■ **Given request**
The line containing "What does this" marks where to begin; quote it and every line after it through the end of the data, exactly as written.

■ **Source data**
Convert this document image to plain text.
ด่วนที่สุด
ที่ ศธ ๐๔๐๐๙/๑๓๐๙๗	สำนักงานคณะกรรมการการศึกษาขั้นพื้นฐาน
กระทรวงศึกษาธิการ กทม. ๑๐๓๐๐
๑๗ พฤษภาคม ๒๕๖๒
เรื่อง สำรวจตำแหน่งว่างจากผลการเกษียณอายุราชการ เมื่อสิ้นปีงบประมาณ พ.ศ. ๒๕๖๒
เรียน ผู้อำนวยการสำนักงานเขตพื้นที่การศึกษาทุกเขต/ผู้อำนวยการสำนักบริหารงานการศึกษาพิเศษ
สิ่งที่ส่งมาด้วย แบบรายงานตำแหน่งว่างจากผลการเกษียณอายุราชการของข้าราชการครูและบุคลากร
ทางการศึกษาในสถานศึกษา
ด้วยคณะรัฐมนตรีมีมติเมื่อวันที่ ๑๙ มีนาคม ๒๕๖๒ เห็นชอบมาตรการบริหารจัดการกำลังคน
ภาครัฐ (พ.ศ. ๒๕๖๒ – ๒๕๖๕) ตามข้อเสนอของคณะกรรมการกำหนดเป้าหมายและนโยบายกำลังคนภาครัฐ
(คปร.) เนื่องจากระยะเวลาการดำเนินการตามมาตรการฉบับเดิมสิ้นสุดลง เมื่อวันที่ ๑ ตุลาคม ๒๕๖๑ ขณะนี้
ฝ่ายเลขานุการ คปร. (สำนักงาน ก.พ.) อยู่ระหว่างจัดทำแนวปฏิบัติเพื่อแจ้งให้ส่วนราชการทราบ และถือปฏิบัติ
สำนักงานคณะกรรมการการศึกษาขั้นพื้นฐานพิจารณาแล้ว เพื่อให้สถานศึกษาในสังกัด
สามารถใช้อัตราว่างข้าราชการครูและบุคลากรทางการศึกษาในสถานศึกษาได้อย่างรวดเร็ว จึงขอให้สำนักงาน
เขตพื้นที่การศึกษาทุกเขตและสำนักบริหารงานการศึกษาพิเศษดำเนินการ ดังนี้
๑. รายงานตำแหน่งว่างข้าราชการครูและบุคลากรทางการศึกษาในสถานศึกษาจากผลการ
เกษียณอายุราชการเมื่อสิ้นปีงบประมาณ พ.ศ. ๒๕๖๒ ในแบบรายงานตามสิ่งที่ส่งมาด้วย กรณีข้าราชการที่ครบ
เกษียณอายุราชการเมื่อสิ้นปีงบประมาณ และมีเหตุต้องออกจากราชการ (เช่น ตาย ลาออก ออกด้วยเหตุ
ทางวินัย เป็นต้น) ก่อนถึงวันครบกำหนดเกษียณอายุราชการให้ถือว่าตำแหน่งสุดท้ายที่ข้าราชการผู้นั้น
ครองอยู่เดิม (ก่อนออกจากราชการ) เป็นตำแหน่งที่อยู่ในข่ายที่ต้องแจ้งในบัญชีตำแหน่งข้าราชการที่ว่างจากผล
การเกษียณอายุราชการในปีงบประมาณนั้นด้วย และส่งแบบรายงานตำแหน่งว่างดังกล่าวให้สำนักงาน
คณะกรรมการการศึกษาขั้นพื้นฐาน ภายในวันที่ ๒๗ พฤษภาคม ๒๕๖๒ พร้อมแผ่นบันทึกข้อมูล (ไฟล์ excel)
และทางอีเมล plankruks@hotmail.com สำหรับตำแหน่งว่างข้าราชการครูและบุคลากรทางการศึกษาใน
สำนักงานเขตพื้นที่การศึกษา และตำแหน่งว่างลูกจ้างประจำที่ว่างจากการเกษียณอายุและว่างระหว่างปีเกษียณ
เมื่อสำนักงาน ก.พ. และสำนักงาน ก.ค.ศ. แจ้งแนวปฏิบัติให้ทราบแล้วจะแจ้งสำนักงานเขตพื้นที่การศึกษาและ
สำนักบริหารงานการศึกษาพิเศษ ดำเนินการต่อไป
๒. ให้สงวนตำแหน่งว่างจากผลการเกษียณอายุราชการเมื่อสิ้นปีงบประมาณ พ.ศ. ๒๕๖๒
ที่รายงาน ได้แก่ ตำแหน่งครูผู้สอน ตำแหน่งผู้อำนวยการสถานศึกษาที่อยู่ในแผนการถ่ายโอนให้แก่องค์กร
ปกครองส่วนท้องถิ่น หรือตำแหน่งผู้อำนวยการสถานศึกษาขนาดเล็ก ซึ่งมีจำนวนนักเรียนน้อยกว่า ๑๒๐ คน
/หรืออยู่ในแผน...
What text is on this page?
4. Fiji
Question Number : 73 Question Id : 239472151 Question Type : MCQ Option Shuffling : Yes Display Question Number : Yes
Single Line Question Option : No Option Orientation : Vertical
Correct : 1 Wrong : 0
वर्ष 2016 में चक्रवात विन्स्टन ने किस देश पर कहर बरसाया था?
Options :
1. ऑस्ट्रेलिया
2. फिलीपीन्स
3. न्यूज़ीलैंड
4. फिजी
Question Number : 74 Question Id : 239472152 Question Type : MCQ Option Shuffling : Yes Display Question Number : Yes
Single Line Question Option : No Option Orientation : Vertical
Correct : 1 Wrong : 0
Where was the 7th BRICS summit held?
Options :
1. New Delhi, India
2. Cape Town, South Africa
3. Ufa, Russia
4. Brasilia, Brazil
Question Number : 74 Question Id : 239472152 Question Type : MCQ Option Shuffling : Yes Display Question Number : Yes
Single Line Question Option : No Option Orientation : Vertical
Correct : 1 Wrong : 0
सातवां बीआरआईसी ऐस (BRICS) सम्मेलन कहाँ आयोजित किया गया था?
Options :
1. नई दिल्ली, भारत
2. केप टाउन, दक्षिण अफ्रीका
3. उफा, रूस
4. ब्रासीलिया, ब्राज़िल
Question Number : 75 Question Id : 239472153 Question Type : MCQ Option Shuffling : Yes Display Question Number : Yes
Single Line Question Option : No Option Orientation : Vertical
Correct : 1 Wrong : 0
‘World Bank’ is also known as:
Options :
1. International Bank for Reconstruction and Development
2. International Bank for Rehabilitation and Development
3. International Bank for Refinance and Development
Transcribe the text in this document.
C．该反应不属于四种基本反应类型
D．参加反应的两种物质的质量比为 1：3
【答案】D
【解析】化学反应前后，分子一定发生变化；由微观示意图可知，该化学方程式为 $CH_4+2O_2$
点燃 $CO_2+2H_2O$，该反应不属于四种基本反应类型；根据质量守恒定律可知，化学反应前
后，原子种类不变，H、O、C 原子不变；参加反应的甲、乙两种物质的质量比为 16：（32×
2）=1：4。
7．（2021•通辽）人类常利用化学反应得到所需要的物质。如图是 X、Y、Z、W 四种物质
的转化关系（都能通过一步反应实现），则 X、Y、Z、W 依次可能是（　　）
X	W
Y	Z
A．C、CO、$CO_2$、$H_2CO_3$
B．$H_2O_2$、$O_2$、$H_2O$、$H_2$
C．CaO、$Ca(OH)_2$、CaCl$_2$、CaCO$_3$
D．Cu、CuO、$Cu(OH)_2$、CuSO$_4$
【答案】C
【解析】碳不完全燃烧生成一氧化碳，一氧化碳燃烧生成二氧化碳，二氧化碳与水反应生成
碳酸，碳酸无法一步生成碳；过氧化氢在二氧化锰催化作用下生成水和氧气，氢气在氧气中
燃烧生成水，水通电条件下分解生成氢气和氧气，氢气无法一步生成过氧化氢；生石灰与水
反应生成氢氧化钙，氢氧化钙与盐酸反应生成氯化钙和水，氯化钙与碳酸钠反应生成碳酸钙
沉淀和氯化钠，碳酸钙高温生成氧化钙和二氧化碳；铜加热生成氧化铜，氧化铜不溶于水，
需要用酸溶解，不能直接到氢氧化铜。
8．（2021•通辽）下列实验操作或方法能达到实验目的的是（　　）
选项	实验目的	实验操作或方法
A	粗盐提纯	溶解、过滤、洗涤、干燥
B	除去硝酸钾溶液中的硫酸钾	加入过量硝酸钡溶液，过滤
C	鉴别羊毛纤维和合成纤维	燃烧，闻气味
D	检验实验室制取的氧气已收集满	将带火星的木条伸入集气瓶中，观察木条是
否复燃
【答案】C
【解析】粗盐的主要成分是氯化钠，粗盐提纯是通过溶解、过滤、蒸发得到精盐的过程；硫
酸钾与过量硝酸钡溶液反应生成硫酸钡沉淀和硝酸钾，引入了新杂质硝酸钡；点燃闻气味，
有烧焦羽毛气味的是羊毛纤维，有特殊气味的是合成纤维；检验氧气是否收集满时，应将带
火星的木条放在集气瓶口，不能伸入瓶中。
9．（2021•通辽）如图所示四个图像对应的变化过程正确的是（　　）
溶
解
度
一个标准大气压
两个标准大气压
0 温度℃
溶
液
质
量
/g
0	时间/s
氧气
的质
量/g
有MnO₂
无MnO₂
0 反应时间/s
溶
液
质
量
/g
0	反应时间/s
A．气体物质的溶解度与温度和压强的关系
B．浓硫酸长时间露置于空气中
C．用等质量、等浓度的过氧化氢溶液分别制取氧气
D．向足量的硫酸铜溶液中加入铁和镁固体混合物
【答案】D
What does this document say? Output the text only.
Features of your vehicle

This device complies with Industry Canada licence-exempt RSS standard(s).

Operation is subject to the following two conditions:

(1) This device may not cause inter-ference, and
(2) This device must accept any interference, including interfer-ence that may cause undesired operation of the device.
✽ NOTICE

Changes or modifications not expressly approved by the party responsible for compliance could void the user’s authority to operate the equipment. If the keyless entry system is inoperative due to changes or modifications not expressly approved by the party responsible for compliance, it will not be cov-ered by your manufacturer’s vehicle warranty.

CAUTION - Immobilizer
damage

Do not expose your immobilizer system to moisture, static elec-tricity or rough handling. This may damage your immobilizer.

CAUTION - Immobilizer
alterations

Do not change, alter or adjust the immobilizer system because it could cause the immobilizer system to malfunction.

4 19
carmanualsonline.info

■ **Solution for this problem**
What does this document say? Output the text only.
Features of your vehicle

This device complies with Industry Canada licence-exempt RSS standard(s).

Operation is subject to the following two conditions:

(1) This device may not cause inter-ference, and
(2) This device must accept any interference, including interfer-ence that may cause undesired operation of the device.
✽ NOTICE

Changes or modifications not expressly approved by the party responsible for compliance could void the user’s authority to operate the equipment. If the keyless entry system is inoperative due to changes or modifications not expressly approved by the party responsible for compliance, it will not be cov-ered by your manufacturer’s vehicle warranty.

CAUTION - Immobilizer
damage

Do not expose your immobilizer system to moisture, static elec-tricity or rough handling. This may damage your immobilizer.

CAUTION - Immobilizer
alterations

Do not change, alter or adjust the immobilizer system because it could cause the immobilizer system to malfunction.

4 19
carmanualsonline.info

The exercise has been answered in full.